- What you should do: Copy all entries without alteration and skip the pictures they hold.

- Provided records:

— BEGIN —

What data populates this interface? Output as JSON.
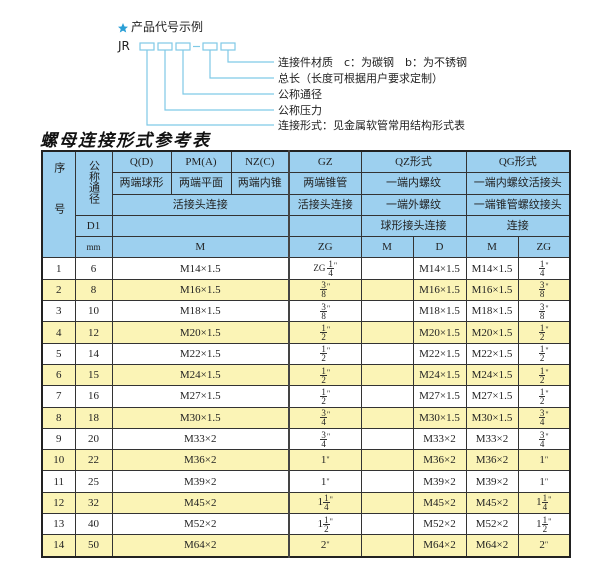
{
  "code_example": {
    "star_color": "#2a9fd6",
    "heading": "产品代号示例",
    "prefix": "JR",
    "dash": "-",
    "labels": [
      "连接件材质　c：为碳钢　b：为不锈钢",
      "总长（长度可根据用户要求定制）",
      "公称通径",
      "公称压力",
      "连接形式：见金属软管常用结构形式表"
    ]
  },
  "table_title": "螺母连接形式参考表",
  "colors": {
    "header_bg": "#9dd0ef",
    "row_alt_bg": "#fbf4b6",
    "line": "#7fc9e6"
  },
  "header": {
    "seq": "序号",
    "nominal": "公称通径",
    "qd": "Q(D)",
    "pm": "PM(A)",
    "nz": "NZ(C)",
    "gz": "GZ",
    "qz": "QZ形式",
    "qg": "QG形式",
    "qd_desc": "两端球形",
    "pm_desc": "两端平面",
    "nz_desc": "两端内锥",
    "gz_desc": "两端锥管",
    "qz_desc1": "一端内螺纹",
    "qg_desc1": "一端内螺纹活接头",
    "union": "活接头连接",
    "gz_union": "活接头连接",
    "qz_desc2": "一端外螺纹",
    "qg_desc2": "一端锥管螺纹接头",
    "d1": "D1",
    "qz_desc3": "球形接头连接",
    "qg_desc3": "连接",
    "mm": "mm",
    "m": "M",
    "zg": "ZG",
    "qz_m": "M",
    "qz_d": "D",
    "qg_m": "M",
    "qg_zg": "ZG"
  },
  "rows": [
    {
      "no": "1",
      "dn": "6",
      "m": "M14×1.5",
      "zg": {
        "pre": "ZG",
        "whole": "",
        "num": "1",
        "den": "4",
        "unit": "\""
      },
      "qz_m": "",
      "qz_d": "M14×1.5",
      "qg_m": "M14×1.5",
      "qg_zg": {
        "pre": "",
        "whole": "",
        "num": "1",
        "den": "4",
        "unit": "\""
      }
    },
    {
      "no": "2",
      "dn": "8",
      "m": "M16×1.5",
      "zg": {
        "pre": "",
        "whole": "",
        "num": "3",
        "den": "8",
        "unit": "\""
      },
      "qz_m": "",
      "qz_d": "M16×1.5",
      "qg_m": "M16×1.5",
      "qg_zg": {
        "pre": "",
        "whole": "",
        "num": "3",
        "den": "8",
        "unit": "\""
      }
    },
    {
      "no": "3",
      "dn": "10",
      "m": "M18×1.5",
      "zg": {
        "pre": "",
        "whole": "",
        "num": "3",
        "den": "8",
        "unit": "\""
      },
      "qz_m": "",
      "qz_d": "M18×1.5",
      "qg_m": "M18×1.5",
      "qg_zg": {
        "pre": "",
        "whole": "",
        "num": "3",
        "den": "8",
        "unit": "\""
      }
    },
    {
      "no": "4",
      "dn": "12",
      "m": "M20×1.5",
      "zg": {
        "pre": "",
        "whole": "",
        "num": "1",
        "den": "2",
        "unit": "\""
      },
      "qz_m": "",
      "qz_d": "M20×1.5",
      "qg_m": "M20×1.5",
      "qg_zg": {
        "pre": "",
        "whole": "",
        "num": "1",
        "den": "2",
        "unit": "\""
      }
    },
    {
      "no": "5",
      "dn": "14",
      "m": "M22×1.5",
      "zg": {
        "pre": "",
        "whole": "",
        "num": "1",
        "den": "2",
        "unit": "\""
      },
      "qz_m": "",
      "qz_d": "M22×1.5",
      "qg_m": "M22×1.5",
      "qg_zg": {
        "pre": "",
        "whole": "",
        "num": "1",
        "den": "2",
        "unit": "\""
      }
    },
    {
      "no": "6",
      "dn": "15",
      "m": "M24×1.5",
      "zg": {
        "pre": "",
        "whole": "",
        "num": "1",
        "den": "2",
        "unit": "\""
      },
      "qz_m": "",
      "qz_d": "M24×1.5",
      "qg_m": "M24×1.5",
      "qg_zg": {
        "pre": "",
        "whole": "",
        "num": "1",
        "den": "2",
        "unit": "\""
      }
    },
    {
      "no": "7",
      "dn": "16",
      "m": "M27×1.5",
      "zg": {
        "pre": "",
        "whole": "",
        "num": "1",
        "den": "2",
        "unit": "\""
      },
      "qz_m": "",
      "qz_d": "M27×1.5",
      "qg_m": "M27×1.5",
      "qg_zg": {
        "pre": "",
        "whole": "",
        "num": "1",
        "den": "2",
        "unit": "\""
      }
    },
    {
      "no": "8",
      "dn": "18",
      "m": "M30×1.5",
      "zg": {
        "pre": "",
        "whole": "",
        "num": "3",
        "den": "4",
        "unit": "\""
      },
      "qz_m": "",
      "qz_d": "M30×1.5",
      "qg_m": "M30×1.5",
      "qg_zg": {
        "pre": "",
        "whole": "",
        "num": "3",
        "den": "4",
        "unit": "\""
      }
    },
    {
      "no": "9",
      "dn": "20",
      "m": "M33×2",
      "zg": {
        "pre": "",
        "whole": "",
        "num": "3",
        "den": "4",
        "unit": "\""
      },
      "qz_m": "",
      "qz_d": "M33×2",
      "qg_m": "M33×2",
      "qg_zg": {
        "pre": "",
        "whole": "",
        "num": "3",
        "den": "4",
        "unit": "\""
      }
    },
    {
      "no": "10",
      "dn": "22",
      "m": "M36×2",
      "zg": {
        "pre": "",
        "whole": "1",
        "num": "",
        "den": "",
        "unit": "\""
      },
      "qz_m": "",
      "qz_d": "M36×2",
      "qg_m": "M36×2",
      "qg_zg": {
        "pre": "",
        "whole": "1",
        "num": "",
        "den": "",
        "unit": "\""
      }
    },
    {
      "no": "11",
      "dn": "25",
      "m": "M39×2",
      "zg": {
        "pre": "",
        "whole": "1",
        "num": "",
        "den": "",
        "unit": "\""
      },
      "qz_m": "",
      "qz_d": "M39×2",
      "qg_m": "M39×2",
      "qg_zg": {
        "pre": "",
        "whole": "1",
        "num": "",
        "den": "",
        "unit": "\""
      }
    },
    {
      "no": "12",
      "dn": "32",
      "m": "M45×2",
      "zg": {
        "pre": "",
        "whole": "1",
        "num": "1",
        "den": "4",
        "unit": "\""
      },
      "qz_m": "",
      "qz_d": "M45×2",
      "qg_m": "M45×2",
      "qg_zg": {
        "pre": "",
        "whole": "1",
        "num": "1",
        "den": "4",
        "unit": "\""
      }
    },
    {
      "no": "13",
      "dn": "40",
      "m": "M52×2",
      "zg": {
        "pre": "",
        "whole": "1",
        "num": "1",
        "den": "2",
        "unit": "\""
      },
      "qz_m": "",
      "qz_d": "M52×2",
      "qg_m": "M52×2",
      "qg_zg": {
        "pre": "",
        "whole": "1",
        "num": "1",
        "den": "2",
        "unit": "\""
      }
    },
    {
      "no": "14",
      "dn": "50",
      "m": "M64×2",
      "zg": {
        "pre": "",
        "whole": "2",
        "num": "",
        "den": "",
        "unit": "\""
      },
      "qz_m": "",
      "qz_d": "M64×2",
      "qg_m": "M64×2",
      "qg_zg": {
        "pre": "",
        "whole": "2",
        "num": "",
        "den": "",
        "unit": "\""
      }
    }
  ]
}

— END —

- Result for this task:
What data populates this interface? Output as JSON.
{
  "code_example": {
    "star_color": "#2a9fd6",
    "heading": "产品代号示例",
    "prefix": "JR",
    "dash": "-",
    "labels": [
      "连接件材质　c：为碳钢　b：为不锈钢",
      "总长（长度可根据用户要求定制）",
      "公称通径",
      "公称压力",
      "连接形式：见金属软管常用结构形式表"
    ]
  },
  "table_title": "螺母连接形式参考表",
  "colors": {
    "header_bg": "#9dd0ef",
    "row_alt_bg": "#fbf4b6",
    "line": "#7fc9e6"
  },
  "header": {
    "seq": "序号",
    "nominal": "公称通径",
    "qd": "Q(D)",
    "pm": "PM(A)",
    "nz": "NZ(C)",
    "gz": "GZ",
    "qz": "QZ形式",
    "qg": "QG形式",
    "qd_desc": "两端球形",
    "pm_desc": "两端平面",
    "nz_desc": "两端内锥",
    "gz_desc": "两端锥管",
    "qz_desc1": "一端内螺纹",
    "qg_desc1": "一端内螺纹活接头",
    "union": "活接头连接",
    "gz_union": "活接头连接",
    "qz_desc2": "一端外螺纹",
    "qg_desc2": "一端锥管螺纹接头",
    "d1": "D1",
    "qz_desc3": "球形接头连接",
    "qg_desc3": "连接",
    "mm": "mm",
    "m": "M",
    "zg": "ZG",
    "qz_m": "M",
    "qz_d": "D",
    "qg_m": "M",
    "qg_zg": "ZG"
  },
  "rows": [
    {
      "no": "1",
      "dn": "6",
      "m": "M14×1.5",
      "zg": {
        "pre": "ZG",
        "whole": "",
        "num": "1",
        "den": "4",
        "unit": "\""
      },
      "qz_m": "",
      "qz_d": "M14×1.5",
      "qg_m": "M14×1.5",
      "qg_zg": {
        "pre": "",
        "whole": "",
        "num": "1",
        "den": "4",
        "unit": "\""
      }
    },
    {
      "no": "2",
      "dn": "8",
      "m": "M16×1.5",
      "zg": {
        "pre": "",
        "whole": "",
        "num": "3",
        "den": "8",
        "unit": "\""
      },
      "qz_m": "",
      "qz_d": "M16×1.5",
      "qg_m": "M16×1.5",
      "qg_zg": {
        "pre": "",
        "whole": "",
        "num": "3",
        "den": "8",
        "unit": "\""
      }
    },
    {
      "no": "3",
      "dn": "10",
      "m": "M18×1.5",
      "zg": {
        "pre": "",
        "whole": "",
        "num": "3",
        "den": "8",
        "unit": "\""
      },
      "qz_m": "",
      "qz_d": "M18×1.5",
      "qg_m": "M18×1.5",
      "qg_zg": {
        "pre": "",
        "whole": "",
        "num": "3",
        "den": "8",
        "unit": "\""
      }
    },
    {
      "no": "4",
      "dn": "12",
      "m": "M20×1.5",
      "zg": {
        "pre": "",
        "whole": "",
        "num": "1",
        "den": "2",
        "unit": "\""
      },
      "qz_m": "",
      "qz_d": "M20×1.5",
      "qg_m": "M20×1.5",
      "qg_zg": {
        "pre": "",
        "whole": "",
        "num": "1",
        "den": "2",
        "unit": "\""
      }
    },
    {
      "no": "5",
      "dn": "14",
      "m": "M22×1.5",
      "zg": {
        "pre": "",
        "whole": "",
        "num": "1",
        "den": "2",
        "unit": "\""
      },
      "qz_m": "",
      "qz_d": "M22×1.5",
      "qg_m": "M22×1.5",
      "qg_zg": {
        "pre": "",
        "whole": "",
        "num": "1",
        "den": "2",
        "unit": "\""
      }
    },
    {
      "no": "6",
      "dn": "15",
      "m": "M24×1.5",
      "zg": {
        "pre": "",
        "whole": "",
        "num": "1",
        "den": "2",
        "unit": "\""
      },
      "qz_m": "",
      "qz_d": "M24×1.5",
      "qg_m": "M24×1.5",
      "qg_zg": {
        "pre": "",
        "whole": "",
        "num": "1",
        "den": "2",
        "unit": "\""
      }
    },
    {
      "no": "7",
      "dn": "16",
      "m": "M27×1.5",
      "zg": {
        "pre": "",
        "whole": "",
        "num": "1",
        "den": "2",
        "unit": "\""
      },
      "qz_m": "",
      "qz_d": "M27×1.5",
      "qg_m": "M27×1.5",
      "qg_zg": {
        "pre": "",
        "whole": "",
        "num": "1",
        "den": "2",
        "unit": "\""
      }
    },
    {
      "no": "8",
      "dn": "18",
      "m": "M30×1.5",
      "zg": {
        "pre": "",
        "whole": "",
        "num": "3",
        "den": "4",
        "unit": "\""
      },
      "qz_m": "",
      "qz_d": "M30×1.5",
      "qg_m": "M30×1.5",
      "qg_zg": {
        "pre": "",
        "whole": "",
        "num": "3",
        "den": "4",
        "unit": "\""
      }
    },
    {
      "no": "9",
      "dn": "20",
      "m": "M33×2",
      "zg": {
        "pre": "",
        "whole": "",
        "num": "3",
        "den": "4",
        "unit": "\""
      },
      "qz_m": "",
      "qz_d": "M33×2",
      "qg_m": "M33×2",
      "qg_zg": {
        "pre": "",
        "whole": "",
        "num": "3",
        "den": "4",
        "unit": "\""
      }
    },
    {
      "no": "10",
      "dn": "22",
      "m": "M36×2",
      "zg": {
        "pre": "",
        "whole": "1",
        "num": "",
        "den": "",
        "unit": "\""
      },
      "qz_m": "",
      "qz_d": "M36×2",
      "qg_m": "M36×2",
      "qg_zg": {
        "pre": "",
        "whole": "1",
        "num": "",
        "den": "",
        "unit": "\""
      }
    },
    {
      "no": "11",
      "dn": "25",
      "m": "M39×2",
      "zg": {
        "pre": "",
        "whole": "1",
        "num": "",
        "den": "",
        "unit": "\""
      },
      "qz_m": "",
      "qz_d": "M39×2",
      "qg_m": "M39×2",
      "qg_zg": {
        "pre": "",
        "whole": "1",
        "num": "",
        "den": "",
        "unit": "\""
      }
    },
    {
      "no": "12",
      "dn": "32",
      "m": "M45×2",
      "zg": {
        "pre": "",
        "whole": "1",
        "num": "1",
        "den": "4",
        "unit": "\""
      },
      "qz_m": "",
      "qz_d": "M45×2",
      "qg_m": "M45×2",
      "qg_zg": {
        "pre": "",
        "whole": "1",
        "num": "1",
        "den": "4",
        "unit": "\""
      }
    },
    {
      "no": "13",
      "dn": "40",
      "m": "M52×2",
      "zg": {
        "pre": "",
        "whole": "1",
        "num": "1",
        "den": "2",
        "unit": "\""
      },
      "qz_m": "",
      "qz_d": "M52×2",
      "qg_m": "M52×2",
      "qg_zg": {
        "pre": "",
        "whole": "1",
        "num": "1",
        "den": "2",
        "unit": "\""
      }
    },
    {
      "no": "14",
      "dn": "50",
      "m": "M64×2",
      "zg": {
        "pre": "",
        "whole": "2",
        "num": "",
        "den": "",
        "unit": "\""
      },
      "qz_m": "",
      "qz_d": "M64×2",
      "qg_m": "M64×2",
      "qg_zg": {
        "pre": "",
        "whole": "2",
        "num": "",
        "den": "",
        "unit": "\""
      }
    }
  ]
}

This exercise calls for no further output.